[Start SUPPLIED DATA]

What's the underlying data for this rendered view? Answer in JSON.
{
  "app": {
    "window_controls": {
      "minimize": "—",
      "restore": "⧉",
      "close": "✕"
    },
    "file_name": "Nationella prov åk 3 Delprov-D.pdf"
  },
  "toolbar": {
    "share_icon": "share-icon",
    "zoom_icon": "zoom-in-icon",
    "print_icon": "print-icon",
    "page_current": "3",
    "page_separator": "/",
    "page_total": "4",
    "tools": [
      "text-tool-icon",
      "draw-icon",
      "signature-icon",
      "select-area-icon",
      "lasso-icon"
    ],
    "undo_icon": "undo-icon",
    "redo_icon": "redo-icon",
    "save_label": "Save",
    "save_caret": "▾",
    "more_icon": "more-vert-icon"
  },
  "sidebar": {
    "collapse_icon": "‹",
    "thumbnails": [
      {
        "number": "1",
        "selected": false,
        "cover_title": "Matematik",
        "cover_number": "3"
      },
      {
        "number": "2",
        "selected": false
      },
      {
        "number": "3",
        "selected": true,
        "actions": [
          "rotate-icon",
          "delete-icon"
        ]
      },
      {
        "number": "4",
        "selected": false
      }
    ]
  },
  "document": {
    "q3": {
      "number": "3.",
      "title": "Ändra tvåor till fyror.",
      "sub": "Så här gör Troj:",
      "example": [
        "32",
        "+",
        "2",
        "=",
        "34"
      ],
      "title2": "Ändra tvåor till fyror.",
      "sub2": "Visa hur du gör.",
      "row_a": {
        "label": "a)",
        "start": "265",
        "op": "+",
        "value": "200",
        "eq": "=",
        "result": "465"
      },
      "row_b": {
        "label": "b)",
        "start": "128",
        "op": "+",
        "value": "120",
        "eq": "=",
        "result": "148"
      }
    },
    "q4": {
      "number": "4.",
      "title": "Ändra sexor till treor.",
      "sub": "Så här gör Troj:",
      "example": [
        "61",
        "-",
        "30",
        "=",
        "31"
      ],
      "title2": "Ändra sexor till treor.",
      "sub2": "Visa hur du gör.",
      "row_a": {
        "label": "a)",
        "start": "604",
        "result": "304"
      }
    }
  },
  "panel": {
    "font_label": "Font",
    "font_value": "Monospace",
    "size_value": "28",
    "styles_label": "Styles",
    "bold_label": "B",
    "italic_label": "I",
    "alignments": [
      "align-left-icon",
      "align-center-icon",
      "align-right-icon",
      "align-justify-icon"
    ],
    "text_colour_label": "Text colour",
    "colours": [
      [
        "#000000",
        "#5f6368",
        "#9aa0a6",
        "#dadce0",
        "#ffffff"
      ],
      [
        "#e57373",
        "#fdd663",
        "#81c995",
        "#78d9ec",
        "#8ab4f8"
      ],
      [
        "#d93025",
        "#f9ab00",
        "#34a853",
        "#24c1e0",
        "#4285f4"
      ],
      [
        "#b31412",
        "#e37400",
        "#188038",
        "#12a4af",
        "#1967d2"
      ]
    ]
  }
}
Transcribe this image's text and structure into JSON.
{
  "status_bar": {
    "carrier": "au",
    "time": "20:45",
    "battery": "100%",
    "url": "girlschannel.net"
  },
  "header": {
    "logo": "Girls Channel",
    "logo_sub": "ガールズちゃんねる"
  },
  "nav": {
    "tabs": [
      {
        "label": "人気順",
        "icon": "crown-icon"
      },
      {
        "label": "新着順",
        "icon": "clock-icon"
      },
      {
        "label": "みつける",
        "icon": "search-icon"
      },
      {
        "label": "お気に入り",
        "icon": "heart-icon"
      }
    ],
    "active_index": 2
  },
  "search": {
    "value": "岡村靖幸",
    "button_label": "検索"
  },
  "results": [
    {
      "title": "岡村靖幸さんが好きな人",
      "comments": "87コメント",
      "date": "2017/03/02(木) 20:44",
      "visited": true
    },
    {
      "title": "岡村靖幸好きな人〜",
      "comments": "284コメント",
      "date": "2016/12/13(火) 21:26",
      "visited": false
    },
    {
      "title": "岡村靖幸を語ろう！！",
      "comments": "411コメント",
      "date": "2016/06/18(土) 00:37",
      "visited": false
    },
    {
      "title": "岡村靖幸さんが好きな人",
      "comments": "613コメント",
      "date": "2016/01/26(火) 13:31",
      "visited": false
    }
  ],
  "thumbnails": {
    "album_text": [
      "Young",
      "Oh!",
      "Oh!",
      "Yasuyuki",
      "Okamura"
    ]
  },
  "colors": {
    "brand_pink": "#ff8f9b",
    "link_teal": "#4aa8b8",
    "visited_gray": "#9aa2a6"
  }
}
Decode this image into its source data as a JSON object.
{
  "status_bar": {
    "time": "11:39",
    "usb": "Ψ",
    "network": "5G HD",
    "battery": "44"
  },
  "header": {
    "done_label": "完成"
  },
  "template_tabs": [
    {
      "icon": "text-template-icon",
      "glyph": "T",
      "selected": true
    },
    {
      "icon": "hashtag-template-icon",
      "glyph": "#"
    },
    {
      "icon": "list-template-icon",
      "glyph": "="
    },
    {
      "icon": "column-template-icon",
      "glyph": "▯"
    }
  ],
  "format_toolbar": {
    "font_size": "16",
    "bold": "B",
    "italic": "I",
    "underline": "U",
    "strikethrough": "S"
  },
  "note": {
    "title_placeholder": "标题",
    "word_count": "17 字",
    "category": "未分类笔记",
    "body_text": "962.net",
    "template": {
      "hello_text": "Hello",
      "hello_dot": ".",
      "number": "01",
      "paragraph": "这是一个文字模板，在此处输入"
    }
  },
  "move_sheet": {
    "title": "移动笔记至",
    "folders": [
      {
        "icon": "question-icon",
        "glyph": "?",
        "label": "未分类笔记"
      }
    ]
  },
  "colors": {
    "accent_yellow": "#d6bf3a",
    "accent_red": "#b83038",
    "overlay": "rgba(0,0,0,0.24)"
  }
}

[End SUPPLIED DATA]

* [TASK]: Everything in the listing above should be restated exactly.

* [RESPONSE TO THIS TASK]:
What's the underlying data for this rendered view? Answer in JSON.
{
  "app": {
    "window_controls": {
      "minimize": "—",
      "restore": "⧉",
      "close": "✕"
    },
    "file_name": "Nationella prov åk 3 Delprov-D.pdf"
  },
  "toolbar": {
    "share_icon": "share-icon",
    "zoom_icon": "zoom-in-icon",
    "print_icon": "print-icon",
    "page_current": "3",
    "page_separator": "/",
    "page_total": "4",
    "tools": [
      "text-tool-icon",
      "draw-icon",
      "signature-icon",
      "select-area-icon",
      "lasso-icon"
    ],
    "undo_icon": "undo-icon",
    "redo_icon": "redo-icon",
    "save_label": "Save",
    "save_caret": "▾",
    "more_icon": "more-vert-icon"
  },
  "sidebar": {
    "collapse_icon": "‹",
    "thumbnails": [
      {
        "number": "1",
        "selected": false,
        "cover_title": "Matematik",
        "cover_number": "3"
      },
      {
        "number": "2",
        "selected": false
      },
      {
        "number": "3",
        "selected": true,
        "actions": [
          "rotate-icon",
          "delete-icon"
        ]
      },
      {
        "number": "4",
        "selected": false
      }
    ]
  },
  "document": {
    "q3": {
      "number": "3.",
      "title": "Ändra tvåor till fyror.",
      "sub": "Så här gör Troj:",
      "example": [
        "32",
        "+",
        "2",
        "=",
        "34"
      ],
      "title2": "Ändra tvåor till fyror.",
      "sub2": "Visa hur du gör.",
      "row_a": {
        "label": "a)",
        "start": "265",
        "op": "+",
        "value": "200",
        "eq": "=",
        "result": "465"
      },
      "row_b": {
        "label": "b)",
        "start": "128",
        "op": "+",
        "value": "120",
        "eq": "=",
        "result": "148"
      }
    },
    "q4": {
      "number": "4.",
      "title": "Ändra sexor till treor.",
      "sub": "Så här gör Troj:",
      "example": [
        "61",
        "-",
        "30",
        "=",
        "31"
      ],
      "title2": "Ändra sexor till treor.",
      "sub2": "Visa hur du gör.",
      "row_a": {
        "label": "a)",
        "start": "604",
        "result": "304"
      }
    }
  },
  "panel": {
    "font_label": "Font",
    "font_value": "Monospace",
    "size_value": "28",
    "styles_label": "Styles",
    "bold_label": "B",
    "italic_label": "I",
    "alignments": [
      "align-left-icon",
      "align-center-icon",
      "align-right-icon",
      "align-justify-icon"
    ],
    "text_colour_label": "Text colour",
    "colours": [
      [
        "#000000",
        "#5f6368",
        "#9aa0a6",
        "#dadce0",
        "#ffffff"
      ],
      [
        "#e57373",
        "#fdd663",
        "#81c995",
        "#78d9ec",
        "#8ab4f8"
      ],
      [
        "#d93025",
        "#f9ab00",
        "#34a853",
        "#24c1e0",
        "#4285f4"
      ],
      [
        "#b31412",
        "#e37400",
        "#188038",
        "#12a4af",
        "#1967d2"
      ]
    ]
  }
}
Transcribe this image's text and structure into JSON.
{
  "status_bar": {
    "carrier": "au",
    "time": "20:45",
    "battery": "100%",
    "url": "girlschannel.net"
  },
  "header": {
    "logo": "Girls Channel",
    "logo_sub": "ガールズちゃんねる"
  },
  "nav": {
    "tabs": [
      {
        "label": "人気順",
        "icon": "crown-icon"
      },
      {
        "label": "新着順",
        "icon": "clock-icon"
      },
      {
        "label": "みつける",
        "icon": "search-icon"
      },
      {
        "label": "お気に入り",
        "icon": "heart-icon"
      }
    ],
    "active_index": 2
  },
  "search": {
    "value": "岡村靖幸",
    "button_label": "検索"
  },
  "results": [
    {
      "title": "岡村靖幸さんが好きな人",
      "comments": "87コメント",
      "date": "2017/03/02(木) 20:44",
      "visited": true
    },
    {
      "title": "岡村靖幸好きな人〜",
      "comments": "284コメント",
      "date": "2016/12/13(火) 21:26",
      "visited": false
    },
    {
      "title": "岡村靖幸を語ろう！！",
      "comments": "411コメント",
      "date": "2016/06/18(土) 00:37",
      "visited": false
    },
    {
      "title": "岡村靖幸さんが好きな人",
      "comments": "613コメント",
      "date": "2016/01/26(火) 13:31",
      "visited": false
    }
  ],
  "thumbnails": {
    "album_text": [
      "Young",
      "Oh!",
      "Oh!",
      "Yasuyuki",
      "Okamura"
    ]
  },
  "colors": {
    "brand_pink": "#ff8f9b",
    "link_teal": "#4aa8b8",
    "visited_gray": "#9aa2a6"
  }
}
Decode this image into its source data as a JSON object.
{
  "status_bar": {
    "time": "11:39",
    "usb": "Ψ",
    "network": "5G HD",
    "battery": "44"
  },
  "header": {
    "done_label": "完成"
  },
  "template_tabs": [
    {
      "icon": "text-template-icon",
      "glyph": "T",
      "selected": true
    },
    {
      "icon": "hashtag-template-icon",
      "glyph": "#"
    },
    {
      "icon": "list-template-icon",
      "glyph": "="
    },
    {
      "icon": "column-template-icon",
      "glyph": "▯"
    }
  ],
  "format_toolbar": {
    "font_size": "16",
    "bold": "B",
    "italic": "I",
    "underline": "U",
    "strikethrough": "S"
  },
  "note": {
    "title_placeholder": "标题",
    "word_count": "17 字",
    "category": "未分类笔记",
    "body_text": "962.net",
    "template": {
      "hello_text": "Hello",
      "hello_dot": ".",
      "number": "01",
      "paragraph": "这是一个文字模板，在此处输入"
    }
  },
  "move_sheet": {
    "title": "移动笔记至",
    "folders": [
      {
        "icon": "question-icon",
        "glyph": "?",
        "label": "未分类笔记"
      }
    ]
  },
  "colors": {
    "accent_yellow": "#d6bf3a",
    "accent_red": "#b83038",
    "overlay": "rgba(0,0,0,0.24)"
  }
}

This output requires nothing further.